(Entries with figure data)
<<<<

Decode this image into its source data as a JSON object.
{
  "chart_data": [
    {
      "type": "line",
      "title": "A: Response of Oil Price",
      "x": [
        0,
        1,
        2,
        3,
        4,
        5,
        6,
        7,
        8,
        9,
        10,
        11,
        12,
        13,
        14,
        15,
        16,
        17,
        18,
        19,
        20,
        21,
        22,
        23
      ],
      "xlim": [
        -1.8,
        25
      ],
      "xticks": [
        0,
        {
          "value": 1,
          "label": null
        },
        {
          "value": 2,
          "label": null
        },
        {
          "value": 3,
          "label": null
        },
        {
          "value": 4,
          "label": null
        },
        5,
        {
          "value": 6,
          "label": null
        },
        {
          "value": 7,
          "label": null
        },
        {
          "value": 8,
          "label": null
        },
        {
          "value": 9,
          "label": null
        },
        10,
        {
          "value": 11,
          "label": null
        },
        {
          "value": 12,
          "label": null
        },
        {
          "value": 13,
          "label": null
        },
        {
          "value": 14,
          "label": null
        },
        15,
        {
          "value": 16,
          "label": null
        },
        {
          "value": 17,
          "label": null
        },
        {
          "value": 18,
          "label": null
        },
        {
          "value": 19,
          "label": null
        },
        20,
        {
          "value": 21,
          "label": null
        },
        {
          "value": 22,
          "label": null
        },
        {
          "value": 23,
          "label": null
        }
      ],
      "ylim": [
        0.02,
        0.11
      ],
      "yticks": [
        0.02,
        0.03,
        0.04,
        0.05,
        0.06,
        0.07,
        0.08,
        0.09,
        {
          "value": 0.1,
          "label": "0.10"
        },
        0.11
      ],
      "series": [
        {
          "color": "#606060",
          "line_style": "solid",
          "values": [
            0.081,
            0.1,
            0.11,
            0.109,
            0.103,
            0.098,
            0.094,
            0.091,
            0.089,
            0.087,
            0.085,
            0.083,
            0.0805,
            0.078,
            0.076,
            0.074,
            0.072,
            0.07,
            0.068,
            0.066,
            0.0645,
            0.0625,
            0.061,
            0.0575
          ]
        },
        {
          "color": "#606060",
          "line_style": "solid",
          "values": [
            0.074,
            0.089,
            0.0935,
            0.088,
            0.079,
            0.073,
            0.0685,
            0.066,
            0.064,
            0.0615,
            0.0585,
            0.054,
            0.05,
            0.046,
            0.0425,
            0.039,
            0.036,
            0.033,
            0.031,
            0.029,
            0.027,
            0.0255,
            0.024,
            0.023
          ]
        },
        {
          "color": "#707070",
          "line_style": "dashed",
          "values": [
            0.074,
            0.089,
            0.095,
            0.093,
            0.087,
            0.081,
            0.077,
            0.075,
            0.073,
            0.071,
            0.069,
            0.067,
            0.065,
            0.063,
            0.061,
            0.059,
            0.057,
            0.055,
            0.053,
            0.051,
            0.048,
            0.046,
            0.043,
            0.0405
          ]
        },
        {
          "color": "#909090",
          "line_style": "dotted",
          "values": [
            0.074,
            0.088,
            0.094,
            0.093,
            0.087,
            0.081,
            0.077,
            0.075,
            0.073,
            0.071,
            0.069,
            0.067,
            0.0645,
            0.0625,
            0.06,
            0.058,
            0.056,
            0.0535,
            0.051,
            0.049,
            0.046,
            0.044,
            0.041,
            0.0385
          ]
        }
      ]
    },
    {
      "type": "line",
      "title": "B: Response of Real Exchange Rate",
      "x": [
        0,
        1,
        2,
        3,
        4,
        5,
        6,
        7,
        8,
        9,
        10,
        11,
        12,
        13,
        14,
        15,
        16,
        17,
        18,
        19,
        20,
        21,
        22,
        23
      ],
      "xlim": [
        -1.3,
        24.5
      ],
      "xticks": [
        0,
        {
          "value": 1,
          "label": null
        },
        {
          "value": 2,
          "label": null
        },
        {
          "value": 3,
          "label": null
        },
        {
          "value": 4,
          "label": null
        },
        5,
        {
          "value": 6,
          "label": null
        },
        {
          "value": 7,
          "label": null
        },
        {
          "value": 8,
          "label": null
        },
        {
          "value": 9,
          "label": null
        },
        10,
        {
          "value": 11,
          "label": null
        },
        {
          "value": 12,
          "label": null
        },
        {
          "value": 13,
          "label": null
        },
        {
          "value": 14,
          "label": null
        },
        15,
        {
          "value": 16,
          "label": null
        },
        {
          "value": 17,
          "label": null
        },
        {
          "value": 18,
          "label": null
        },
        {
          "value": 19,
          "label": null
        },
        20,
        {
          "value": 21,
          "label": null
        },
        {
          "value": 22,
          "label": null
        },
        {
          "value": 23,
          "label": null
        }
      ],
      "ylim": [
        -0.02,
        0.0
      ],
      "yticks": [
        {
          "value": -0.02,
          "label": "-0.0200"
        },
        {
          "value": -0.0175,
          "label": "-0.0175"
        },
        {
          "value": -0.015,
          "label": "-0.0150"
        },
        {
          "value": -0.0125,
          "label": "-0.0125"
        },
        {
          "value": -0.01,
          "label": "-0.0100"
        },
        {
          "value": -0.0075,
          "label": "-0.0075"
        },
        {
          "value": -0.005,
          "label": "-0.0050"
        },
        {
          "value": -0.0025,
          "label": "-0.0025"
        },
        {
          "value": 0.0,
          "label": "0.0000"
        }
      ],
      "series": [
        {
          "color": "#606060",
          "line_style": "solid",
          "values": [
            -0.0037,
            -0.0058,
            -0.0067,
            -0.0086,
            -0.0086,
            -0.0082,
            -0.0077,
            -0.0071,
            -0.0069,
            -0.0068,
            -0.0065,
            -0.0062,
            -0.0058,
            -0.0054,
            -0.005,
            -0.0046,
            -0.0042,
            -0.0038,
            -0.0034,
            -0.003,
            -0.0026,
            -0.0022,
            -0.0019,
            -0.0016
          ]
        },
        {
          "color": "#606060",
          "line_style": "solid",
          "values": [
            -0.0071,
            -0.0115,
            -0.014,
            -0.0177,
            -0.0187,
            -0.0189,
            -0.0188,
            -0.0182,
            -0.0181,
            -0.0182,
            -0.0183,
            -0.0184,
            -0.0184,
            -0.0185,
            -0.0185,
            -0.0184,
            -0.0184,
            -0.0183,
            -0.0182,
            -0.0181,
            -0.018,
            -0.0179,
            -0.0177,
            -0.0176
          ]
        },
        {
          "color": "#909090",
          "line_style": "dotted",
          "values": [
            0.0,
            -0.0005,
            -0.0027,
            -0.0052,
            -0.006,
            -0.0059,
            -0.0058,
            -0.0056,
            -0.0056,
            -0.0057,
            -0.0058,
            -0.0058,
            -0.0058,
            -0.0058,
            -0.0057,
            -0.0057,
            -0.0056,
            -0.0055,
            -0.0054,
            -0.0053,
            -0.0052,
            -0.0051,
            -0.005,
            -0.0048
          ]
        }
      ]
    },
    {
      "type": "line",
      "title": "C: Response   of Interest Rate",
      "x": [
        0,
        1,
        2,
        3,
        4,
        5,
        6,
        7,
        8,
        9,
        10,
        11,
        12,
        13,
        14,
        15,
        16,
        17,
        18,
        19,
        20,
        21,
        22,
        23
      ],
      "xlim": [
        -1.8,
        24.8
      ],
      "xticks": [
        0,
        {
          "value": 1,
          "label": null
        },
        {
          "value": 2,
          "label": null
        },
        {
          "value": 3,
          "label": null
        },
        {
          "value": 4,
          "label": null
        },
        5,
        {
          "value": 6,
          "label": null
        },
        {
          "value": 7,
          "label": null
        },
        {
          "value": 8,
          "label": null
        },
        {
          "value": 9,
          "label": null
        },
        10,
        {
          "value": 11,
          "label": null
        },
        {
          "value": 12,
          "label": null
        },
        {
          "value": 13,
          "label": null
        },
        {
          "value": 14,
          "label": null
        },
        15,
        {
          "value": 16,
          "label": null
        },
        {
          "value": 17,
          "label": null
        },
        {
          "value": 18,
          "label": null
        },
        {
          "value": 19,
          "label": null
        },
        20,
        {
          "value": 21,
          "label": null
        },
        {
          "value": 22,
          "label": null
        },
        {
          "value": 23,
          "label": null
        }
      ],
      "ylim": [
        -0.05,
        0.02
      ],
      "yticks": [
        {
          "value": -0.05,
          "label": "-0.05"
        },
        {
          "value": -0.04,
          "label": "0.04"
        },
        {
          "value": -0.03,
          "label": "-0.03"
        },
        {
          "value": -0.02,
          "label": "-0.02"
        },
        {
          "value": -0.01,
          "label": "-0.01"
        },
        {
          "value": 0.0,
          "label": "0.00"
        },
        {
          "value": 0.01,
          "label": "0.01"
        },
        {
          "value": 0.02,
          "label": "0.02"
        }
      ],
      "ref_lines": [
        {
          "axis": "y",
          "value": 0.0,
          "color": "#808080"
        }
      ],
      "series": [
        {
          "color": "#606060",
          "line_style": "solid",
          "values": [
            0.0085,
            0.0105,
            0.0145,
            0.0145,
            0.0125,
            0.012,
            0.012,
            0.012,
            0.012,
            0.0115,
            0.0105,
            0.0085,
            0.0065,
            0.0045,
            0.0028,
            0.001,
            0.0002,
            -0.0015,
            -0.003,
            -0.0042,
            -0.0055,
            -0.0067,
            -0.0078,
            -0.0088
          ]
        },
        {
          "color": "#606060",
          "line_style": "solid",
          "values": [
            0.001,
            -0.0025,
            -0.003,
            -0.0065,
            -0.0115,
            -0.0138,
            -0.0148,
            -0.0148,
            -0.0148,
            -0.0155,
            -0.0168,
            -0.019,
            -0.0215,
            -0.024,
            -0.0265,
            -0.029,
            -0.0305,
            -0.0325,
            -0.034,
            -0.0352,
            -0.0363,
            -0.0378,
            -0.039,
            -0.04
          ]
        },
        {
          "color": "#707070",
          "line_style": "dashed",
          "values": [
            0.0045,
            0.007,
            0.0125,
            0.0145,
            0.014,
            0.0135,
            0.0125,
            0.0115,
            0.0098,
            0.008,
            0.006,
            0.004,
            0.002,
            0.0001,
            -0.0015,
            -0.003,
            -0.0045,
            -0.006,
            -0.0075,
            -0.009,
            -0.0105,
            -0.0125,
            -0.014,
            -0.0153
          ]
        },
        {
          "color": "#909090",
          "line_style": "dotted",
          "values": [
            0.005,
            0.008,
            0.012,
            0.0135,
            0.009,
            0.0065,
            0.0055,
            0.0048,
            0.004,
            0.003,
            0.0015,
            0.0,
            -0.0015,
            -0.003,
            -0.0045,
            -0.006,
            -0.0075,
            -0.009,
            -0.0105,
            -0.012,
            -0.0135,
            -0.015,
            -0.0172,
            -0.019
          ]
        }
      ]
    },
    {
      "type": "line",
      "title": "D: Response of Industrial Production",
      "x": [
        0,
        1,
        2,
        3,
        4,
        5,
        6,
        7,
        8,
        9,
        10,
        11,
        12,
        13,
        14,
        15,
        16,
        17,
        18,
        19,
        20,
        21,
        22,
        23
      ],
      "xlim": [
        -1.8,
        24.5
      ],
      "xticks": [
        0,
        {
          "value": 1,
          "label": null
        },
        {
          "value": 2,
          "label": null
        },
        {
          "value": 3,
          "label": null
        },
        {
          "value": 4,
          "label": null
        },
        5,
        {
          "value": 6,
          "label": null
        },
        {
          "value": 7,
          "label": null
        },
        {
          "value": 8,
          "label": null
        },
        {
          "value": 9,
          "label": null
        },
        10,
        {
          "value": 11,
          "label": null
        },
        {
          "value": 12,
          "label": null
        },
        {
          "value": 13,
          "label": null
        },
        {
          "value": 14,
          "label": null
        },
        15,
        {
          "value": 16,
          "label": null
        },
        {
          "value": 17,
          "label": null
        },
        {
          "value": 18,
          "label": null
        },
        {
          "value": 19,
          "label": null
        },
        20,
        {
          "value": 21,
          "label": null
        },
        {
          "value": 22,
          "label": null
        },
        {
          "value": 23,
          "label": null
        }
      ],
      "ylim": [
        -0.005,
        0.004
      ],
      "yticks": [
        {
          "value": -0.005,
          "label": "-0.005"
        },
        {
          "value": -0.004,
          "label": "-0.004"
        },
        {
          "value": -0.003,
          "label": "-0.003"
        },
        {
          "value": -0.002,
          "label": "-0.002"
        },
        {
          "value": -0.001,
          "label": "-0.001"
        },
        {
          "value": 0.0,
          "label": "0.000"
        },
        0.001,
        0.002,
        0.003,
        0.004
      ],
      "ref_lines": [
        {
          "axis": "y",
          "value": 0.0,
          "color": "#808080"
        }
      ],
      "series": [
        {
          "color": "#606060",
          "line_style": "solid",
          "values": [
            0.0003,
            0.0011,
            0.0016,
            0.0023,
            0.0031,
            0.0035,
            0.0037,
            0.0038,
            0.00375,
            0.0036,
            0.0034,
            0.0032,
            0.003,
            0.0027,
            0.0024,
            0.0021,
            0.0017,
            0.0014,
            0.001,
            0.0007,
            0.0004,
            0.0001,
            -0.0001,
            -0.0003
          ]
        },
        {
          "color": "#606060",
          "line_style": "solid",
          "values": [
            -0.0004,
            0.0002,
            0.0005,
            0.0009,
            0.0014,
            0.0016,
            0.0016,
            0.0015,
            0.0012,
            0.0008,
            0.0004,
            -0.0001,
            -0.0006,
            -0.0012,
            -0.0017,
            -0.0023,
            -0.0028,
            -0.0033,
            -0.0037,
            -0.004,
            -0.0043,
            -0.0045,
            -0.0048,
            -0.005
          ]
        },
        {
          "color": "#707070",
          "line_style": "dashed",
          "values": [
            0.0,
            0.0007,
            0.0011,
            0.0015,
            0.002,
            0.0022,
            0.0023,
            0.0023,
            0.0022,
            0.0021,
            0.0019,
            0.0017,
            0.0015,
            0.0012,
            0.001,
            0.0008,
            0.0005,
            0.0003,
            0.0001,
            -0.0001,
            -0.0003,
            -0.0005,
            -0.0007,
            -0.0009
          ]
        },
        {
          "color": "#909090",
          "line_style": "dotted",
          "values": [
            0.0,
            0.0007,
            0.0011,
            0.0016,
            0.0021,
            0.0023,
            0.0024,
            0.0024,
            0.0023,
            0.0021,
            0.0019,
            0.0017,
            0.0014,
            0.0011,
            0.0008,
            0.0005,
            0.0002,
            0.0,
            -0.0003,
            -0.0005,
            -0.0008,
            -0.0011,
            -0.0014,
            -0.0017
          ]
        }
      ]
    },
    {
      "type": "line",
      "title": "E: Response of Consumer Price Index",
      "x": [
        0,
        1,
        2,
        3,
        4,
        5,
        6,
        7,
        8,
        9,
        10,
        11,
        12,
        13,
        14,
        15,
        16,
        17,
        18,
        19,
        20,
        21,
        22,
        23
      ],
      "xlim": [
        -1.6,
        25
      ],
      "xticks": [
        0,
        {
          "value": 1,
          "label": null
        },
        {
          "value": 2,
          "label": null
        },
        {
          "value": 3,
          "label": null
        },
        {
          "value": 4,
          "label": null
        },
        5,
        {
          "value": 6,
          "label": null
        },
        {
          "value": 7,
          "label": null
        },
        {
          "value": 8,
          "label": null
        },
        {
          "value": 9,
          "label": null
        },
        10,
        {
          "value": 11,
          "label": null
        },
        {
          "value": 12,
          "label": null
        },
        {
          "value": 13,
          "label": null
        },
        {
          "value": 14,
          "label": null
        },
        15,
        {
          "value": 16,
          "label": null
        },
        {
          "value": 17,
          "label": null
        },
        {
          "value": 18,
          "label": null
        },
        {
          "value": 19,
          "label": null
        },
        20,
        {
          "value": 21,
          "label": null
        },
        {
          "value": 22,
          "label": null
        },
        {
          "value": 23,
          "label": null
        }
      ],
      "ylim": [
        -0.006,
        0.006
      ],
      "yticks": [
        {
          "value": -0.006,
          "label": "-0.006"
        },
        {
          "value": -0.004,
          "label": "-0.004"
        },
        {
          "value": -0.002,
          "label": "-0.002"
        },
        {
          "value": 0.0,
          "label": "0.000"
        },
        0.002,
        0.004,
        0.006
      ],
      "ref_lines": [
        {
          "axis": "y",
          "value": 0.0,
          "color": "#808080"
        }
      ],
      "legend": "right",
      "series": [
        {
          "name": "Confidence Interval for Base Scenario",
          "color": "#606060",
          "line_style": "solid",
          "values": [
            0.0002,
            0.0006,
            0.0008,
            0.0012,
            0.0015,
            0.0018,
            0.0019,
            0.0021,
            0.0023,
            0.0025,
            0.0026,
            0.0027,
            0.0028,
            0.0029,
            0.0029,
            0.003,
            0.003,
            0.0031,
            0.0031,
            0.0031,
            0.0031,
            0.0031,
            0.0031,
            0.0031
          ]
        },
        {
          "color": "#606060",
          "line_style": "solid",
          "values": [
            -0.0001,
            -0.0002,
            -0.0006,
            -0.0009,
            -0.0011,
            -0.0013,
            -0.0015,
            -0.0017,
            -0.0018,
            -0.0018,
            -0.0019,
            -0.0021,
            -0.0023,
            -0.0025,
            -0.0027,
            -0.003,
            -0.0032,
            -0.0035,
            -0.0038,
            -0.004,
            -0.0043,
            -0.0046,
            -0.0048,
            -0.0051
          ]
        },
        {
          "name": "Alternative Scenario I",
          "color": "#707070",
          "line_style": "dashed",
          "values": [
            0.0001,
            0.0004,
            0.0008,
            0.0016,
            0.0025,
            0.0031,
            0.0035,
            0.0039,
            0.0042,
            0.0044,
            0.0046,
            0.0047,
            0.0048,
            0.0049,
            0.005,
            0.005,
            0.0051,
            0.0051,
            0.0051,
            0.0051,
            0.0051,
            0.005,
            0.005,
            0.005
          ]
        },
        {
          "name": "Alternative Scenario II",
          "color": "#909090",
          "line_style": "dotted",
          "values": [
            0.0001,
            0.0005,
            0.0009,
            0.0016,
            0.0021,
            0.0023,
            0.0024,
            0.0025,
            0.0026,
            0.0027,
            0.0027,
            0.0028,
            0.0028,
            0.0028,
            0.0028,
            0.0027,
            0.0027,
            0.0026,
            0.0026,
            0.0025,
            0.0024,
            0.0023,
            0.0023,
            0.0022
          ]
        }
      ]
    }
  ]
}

>>>>

» Given task
Go through the listing above and locate each line that holds the word "Price". Copy those lines.

» Task solution
      "title": "A: Response of Oil Price",
      "title": "E: Response of Consumer Price Index",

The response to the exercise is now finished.